- _GIVEN INSTRUCTION_: Below are some records. Copy every line in them that holds "name".

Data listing
+---+

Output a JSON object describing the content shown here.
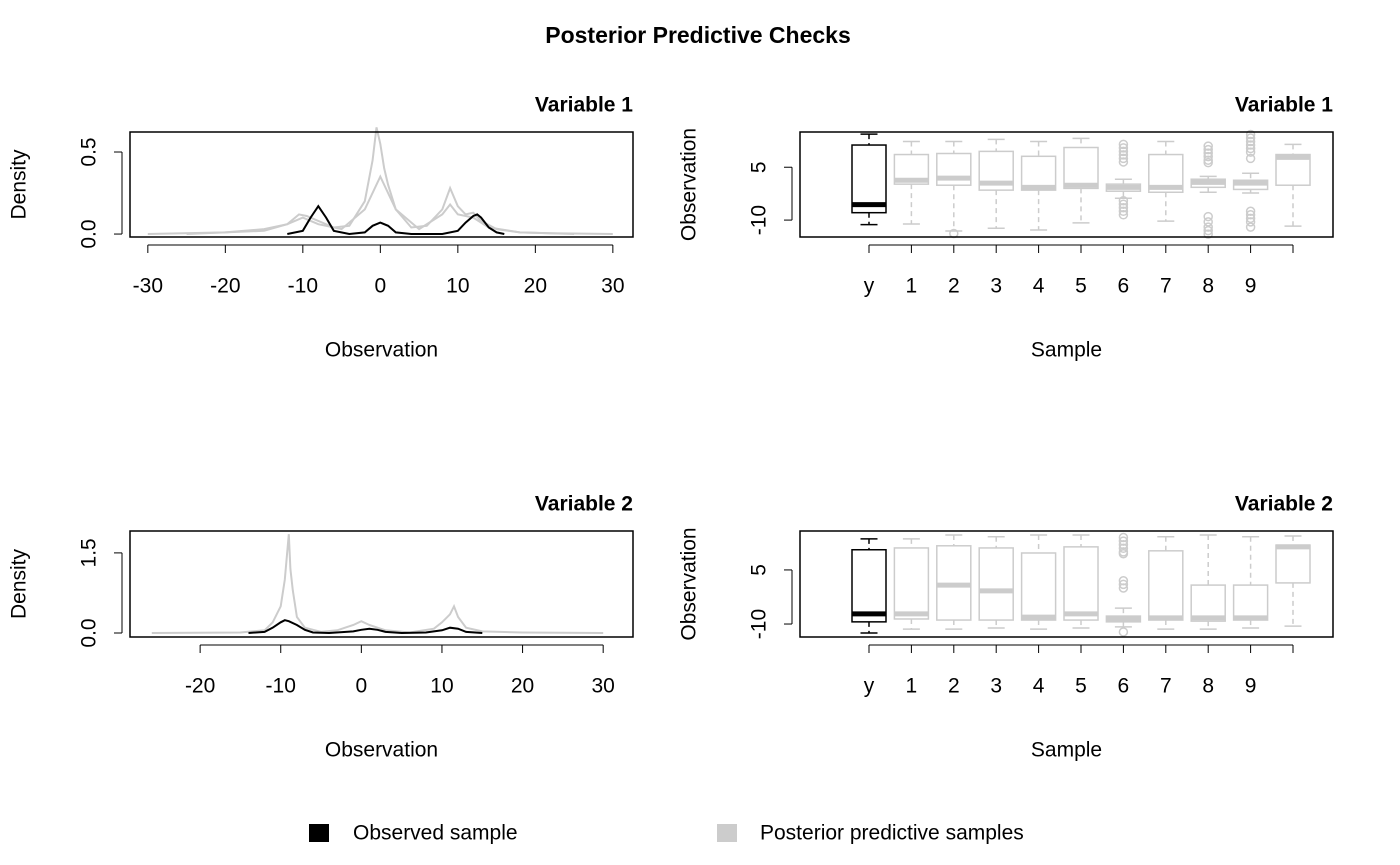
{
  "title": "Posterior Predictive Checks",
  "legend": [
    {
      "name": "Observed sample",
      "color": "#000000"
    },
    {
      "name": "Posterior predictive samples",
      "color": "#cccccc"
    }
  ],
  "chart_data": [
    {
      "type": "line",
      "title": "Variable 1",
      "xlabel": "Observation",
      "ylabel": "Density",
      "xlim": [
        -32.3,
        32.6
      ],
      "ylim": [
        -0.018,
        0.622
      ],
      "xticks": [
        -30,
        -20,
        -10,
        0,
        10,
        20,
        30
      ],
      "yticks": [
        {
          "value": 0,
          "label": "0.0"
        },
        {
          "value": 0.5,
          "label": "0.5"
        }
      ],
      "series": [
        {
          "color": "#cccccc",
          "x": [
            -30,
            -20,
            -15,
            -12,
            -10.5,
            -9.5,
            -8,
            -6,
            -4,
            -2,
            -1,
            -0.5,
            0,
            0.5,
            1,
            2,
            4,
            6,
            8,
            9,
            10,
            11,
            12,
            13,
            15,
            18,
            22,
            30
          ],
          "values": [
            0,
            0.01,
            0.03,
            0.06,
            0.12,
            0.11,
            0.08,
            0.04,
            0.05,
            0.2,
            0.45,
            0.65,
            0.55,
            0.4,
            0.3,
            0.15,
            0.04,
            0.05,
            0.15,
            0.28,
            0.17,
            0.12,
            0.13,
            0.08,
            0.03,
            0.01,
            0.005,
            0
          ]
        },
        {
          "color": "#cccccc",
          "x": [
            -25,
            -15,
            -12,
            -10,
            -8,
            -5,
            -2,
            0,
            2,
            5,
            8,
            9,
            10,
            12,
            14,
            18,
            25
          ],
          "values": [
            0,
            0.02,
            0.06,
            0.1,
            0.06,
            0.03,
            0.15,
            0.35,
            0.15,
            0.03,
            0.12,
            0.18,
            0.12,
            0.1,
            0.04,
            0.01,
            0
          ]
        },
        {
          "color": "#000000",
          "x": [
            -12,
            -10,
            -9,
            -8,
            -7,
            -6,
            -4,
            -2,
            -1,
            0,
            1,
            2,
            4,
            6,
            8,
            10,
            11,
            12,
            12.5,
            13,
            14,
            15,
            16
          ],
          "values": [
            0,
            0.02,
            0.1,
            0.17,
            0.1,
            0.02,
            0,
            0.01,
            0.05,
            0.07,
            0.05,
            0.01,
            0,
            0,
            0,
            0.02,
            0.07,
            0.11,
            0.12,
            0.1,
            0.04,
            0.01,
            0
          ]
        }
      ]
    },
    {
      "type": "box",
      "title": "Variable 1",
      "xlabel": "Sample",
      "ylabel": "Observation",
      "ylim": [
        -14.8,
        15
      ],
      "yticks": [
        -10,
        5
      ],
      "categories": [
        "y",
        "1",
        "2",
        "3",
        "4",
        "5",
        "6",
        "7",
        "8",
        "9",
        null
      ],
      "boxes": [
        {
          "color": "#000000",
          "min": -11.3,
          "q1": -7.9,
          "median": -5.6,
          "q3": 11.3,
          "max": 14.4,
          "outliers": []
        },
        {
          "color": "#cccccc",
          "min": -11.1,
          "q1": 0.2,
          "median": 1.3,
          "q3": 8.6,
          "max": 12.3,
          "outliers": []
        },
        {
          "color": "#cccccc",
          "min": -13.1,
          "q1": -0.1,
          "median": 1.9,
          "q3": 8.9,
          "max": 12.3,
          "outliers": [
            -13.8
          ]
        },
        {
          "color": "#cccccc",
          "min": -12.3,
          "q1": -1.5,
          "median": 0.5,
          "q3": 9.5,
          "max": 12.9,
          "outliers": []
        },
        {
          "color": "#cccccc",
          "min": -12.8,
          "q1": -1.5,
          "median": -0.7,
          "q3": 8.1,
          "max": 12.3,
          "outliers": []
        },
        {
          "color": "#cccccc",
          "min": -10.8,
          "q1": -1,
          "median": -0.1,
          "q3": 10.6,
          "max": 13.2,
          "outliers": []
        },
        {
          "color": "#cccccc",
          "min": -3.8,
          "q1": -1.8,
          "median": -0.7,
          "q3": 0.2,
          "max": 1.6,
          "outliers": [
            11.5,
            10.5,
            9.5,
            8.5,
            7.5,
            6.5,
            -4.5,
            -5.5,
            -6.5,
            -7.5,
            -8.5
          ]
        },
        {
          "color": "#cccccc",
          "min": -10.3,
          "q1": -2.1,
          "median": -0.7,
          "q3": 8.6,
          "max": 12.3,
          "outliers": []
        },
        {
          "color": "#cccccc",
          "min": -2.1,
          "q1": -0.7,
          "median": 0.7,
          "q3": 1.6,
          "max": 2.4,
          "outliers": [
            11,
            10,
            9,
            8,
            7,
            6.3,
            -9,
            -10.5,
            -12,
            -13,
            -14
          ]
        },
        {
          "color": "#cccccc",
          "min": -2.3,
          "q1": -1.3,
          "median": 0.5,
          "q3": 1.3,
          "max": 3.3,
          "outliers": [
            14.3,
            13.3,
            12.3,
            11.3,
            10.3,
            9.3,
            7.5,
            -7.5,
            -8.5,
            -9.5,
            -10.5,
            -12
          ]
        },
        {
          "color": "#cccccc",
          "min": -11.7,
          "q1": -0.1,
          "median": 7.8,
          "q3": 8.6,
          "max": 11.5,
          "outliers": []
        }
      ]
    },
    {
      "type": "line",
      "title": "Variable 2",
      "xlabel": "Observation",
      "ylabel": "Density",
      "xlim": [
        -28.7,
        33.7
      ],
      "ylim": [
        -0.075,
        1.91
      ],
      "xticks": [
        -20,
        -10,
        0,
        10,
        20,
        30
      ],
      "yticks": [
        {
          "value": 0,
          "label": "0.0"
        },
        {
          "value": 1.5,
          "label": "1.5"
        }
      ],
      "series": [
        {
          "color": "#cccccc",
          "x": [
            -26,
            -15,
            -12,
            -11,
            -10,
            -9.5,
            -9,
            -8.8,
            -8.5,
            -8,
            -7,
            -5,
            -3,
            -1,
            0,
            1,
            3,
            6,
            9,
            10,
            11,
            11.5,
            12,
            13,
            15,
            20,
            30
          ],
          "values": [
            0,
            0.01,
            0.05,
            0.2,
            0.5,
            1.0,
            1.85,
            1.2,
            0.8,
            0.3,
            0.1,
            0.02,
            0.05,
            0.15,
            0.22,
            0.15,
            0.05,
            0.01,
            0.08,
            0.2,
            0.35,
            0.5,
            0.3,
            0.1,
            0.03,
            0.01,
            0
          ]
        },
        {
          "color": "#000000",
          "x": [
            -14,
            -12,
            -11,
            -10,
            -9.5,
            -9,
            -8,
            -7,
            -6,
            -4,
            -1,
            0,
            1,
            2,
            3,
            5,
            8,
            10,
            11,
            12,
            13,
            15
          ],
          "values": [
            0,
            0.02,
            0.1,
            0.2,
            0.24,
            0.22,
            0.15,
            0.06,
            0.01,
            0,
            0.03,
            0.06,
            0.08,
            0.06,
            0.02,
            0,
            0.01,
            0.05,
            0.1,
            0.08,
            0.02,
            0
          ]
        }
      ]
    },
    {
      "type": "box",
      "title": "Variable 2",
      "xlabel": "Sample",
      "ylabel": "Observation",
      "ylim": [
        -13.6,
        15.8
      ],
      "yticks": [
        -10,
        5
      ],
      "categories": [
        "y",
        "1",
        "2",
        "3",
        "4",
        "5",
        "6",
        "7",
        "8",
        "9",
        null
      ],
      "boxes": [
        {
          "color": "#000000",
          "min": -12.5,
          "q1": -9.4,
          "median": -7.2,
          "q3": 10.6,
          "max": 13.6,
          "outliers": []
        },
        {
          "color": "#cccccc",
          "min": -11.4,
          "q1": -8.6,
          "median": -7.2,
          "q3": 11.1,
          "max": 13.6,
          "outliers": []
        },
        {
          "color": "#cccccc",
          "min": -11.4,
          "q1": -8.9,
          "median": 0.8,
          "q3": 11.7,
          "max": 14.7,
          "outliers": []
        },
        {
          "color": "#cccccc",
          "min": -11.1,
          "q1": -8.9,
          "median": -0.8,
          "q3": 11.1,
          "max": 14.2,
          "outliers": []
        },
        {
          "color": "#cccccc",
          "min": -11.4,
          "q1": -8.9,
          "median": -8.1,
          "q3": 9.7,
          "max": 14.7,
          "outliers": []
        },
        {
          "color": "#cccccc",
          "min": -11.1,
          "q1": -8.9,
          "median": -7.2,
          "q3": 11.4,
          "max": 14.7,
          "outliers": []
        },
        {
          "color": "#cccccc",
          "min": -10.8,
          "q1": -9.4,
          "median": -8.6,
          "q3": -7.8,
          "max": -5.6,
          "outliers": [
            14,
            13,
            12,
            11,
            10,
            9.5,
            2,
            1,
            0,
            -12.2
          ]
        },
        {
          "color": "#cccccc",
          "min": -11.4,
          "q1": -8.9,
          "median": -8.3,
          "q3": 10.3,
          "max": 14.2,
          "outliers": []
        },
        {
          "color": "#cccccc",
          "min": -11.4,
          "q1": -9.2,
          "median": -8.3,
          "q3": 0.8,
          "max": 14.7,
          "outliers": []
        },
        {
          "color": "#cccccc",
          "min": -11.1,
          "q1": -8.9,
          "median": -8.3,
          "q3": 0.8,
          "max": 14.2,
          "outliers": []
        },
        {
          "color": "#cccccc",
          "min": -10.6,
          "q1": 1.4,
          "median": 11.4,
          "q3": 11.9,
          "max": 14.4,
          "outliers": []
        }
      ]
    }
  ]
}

+---+

- _SOLUTION FOR THIS TASK_:
      "name": "Observed sample",
      "name": "Posterior predictive samples",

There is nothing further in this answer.